▶ [WHAT THE EXERCISE ASKS]
Search the entries for the word "label" and pull out each line that has it.

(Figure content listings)
::::
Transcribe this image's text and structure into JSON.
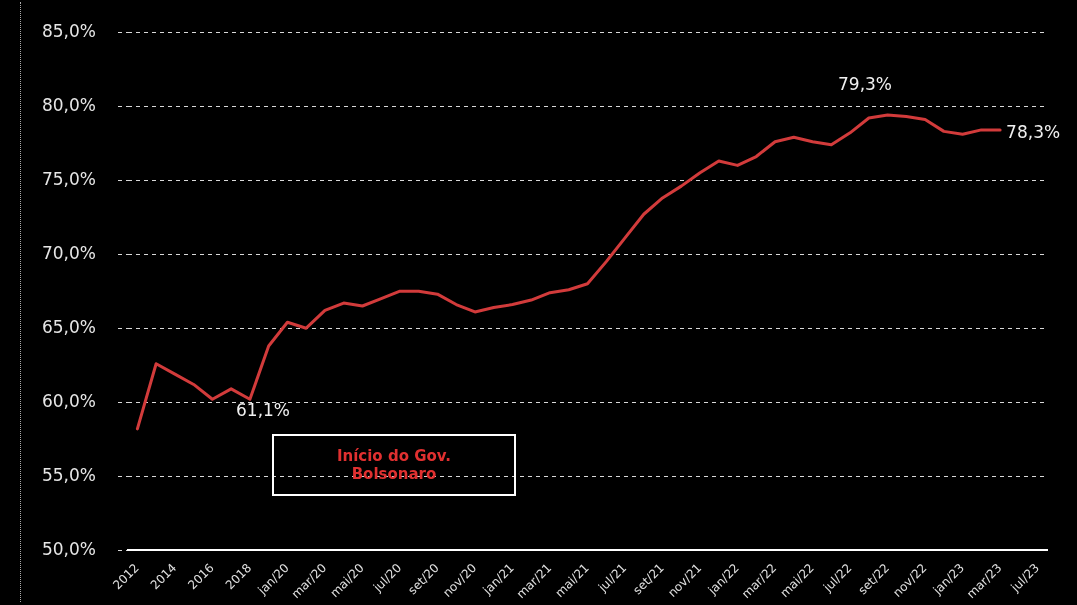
{
  "chart_data": {
    "type": "line",
    "categories": [
      "2012",
      null,
      "2014",
      null,
      "2016",
      null,
      "2018",
      null,
      "jan/20",
      null,
      "mar/20",
      null,
      "mai/20",
      null,
      "jul/20",
      null,
      "set/20",
      null,
      "nov/20",
      null,
      "jan/21",
      null,
      "mar/21",
      null,
      "mai/21",
      null,
      "jul/21",
      null,
      "set/21",
      null,
      "nov/21",
      null,
      "jan/22",
      null,
      "mar/22",
      null,
      "mai/22",
      null,
      "jul/22",
      null,
      "set/22",
      null,
      "nov/22",
      null,
      "jan/23",
      null,
      "mar/23",
      null,
      "jul/23"
    ],
    "series": [
      {
        "color": "#d23b3b",
        "values": [
          58.2,
          62.6,
          61.9,
          61.2,
          60.2,
          60.9,
          60.2,
          63.8,
          65.4,
          65.0,
          66.2,
          66.7,
          66.5,
          67.0,
          67.5,
          67.5,
          67.3,
          66.6,
          66.1,
          66.4,
          66.6,
          66.9,
          67.4,
          67.6,
          68.0,
          69.5,
          71.1,
          72.7,
          73.8,
          74.6,
          75.5,
          76.3,
          76.0,
          76.6,
          77.6,
          77.9,
          77.6,
          77.4,
          78.2,
          79.2,
          79.4,
          79.3,
          79.1,
          78.3,
          78.1,
          78.4,
          78.4,
          null,
          null
        ]
      }
    ],
    "ylim": [
      50,
      85
    ],
    "yticks": [
      {
        "value": 50,
        "label": "50,0%"
      },
      {
        "value": 55,
        "label": "55,0%"
      },
      {
        "value": 60,
        "label": "60,0%"
      },
      {
        "value": 65,
        "label": "65,0%"
      },
      {
        "value": 70,
        "label": "70,0%"
      },
      {
        "value": 75,
        "label": "75,0%"
      },
      {
        "value": 80,
        "label": "80,0%"
      },
      {
        "value": 85,
        "label": "85,0%"
      }
    ],
    "grid": "y",
    "legend": false,
    "marker": "none",
    "line_style": "solid",
    "annotations": [
      "61,1%",
      "79,3%",
      {
        "text": "78,3%",
        "x": "mar/23"
      },
      "Início do Gov. Bolsonaro"
    ]
  }
}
::::
▶ [THE REPLY]
        "label": "50,0%"
        "label": "55,0%"
        "label": "60,0%"
        "label": "65,0%"
        "label": "70,0%"
        "label": "75,0%"
        "label": "80,0%"
        "label": "85,0%"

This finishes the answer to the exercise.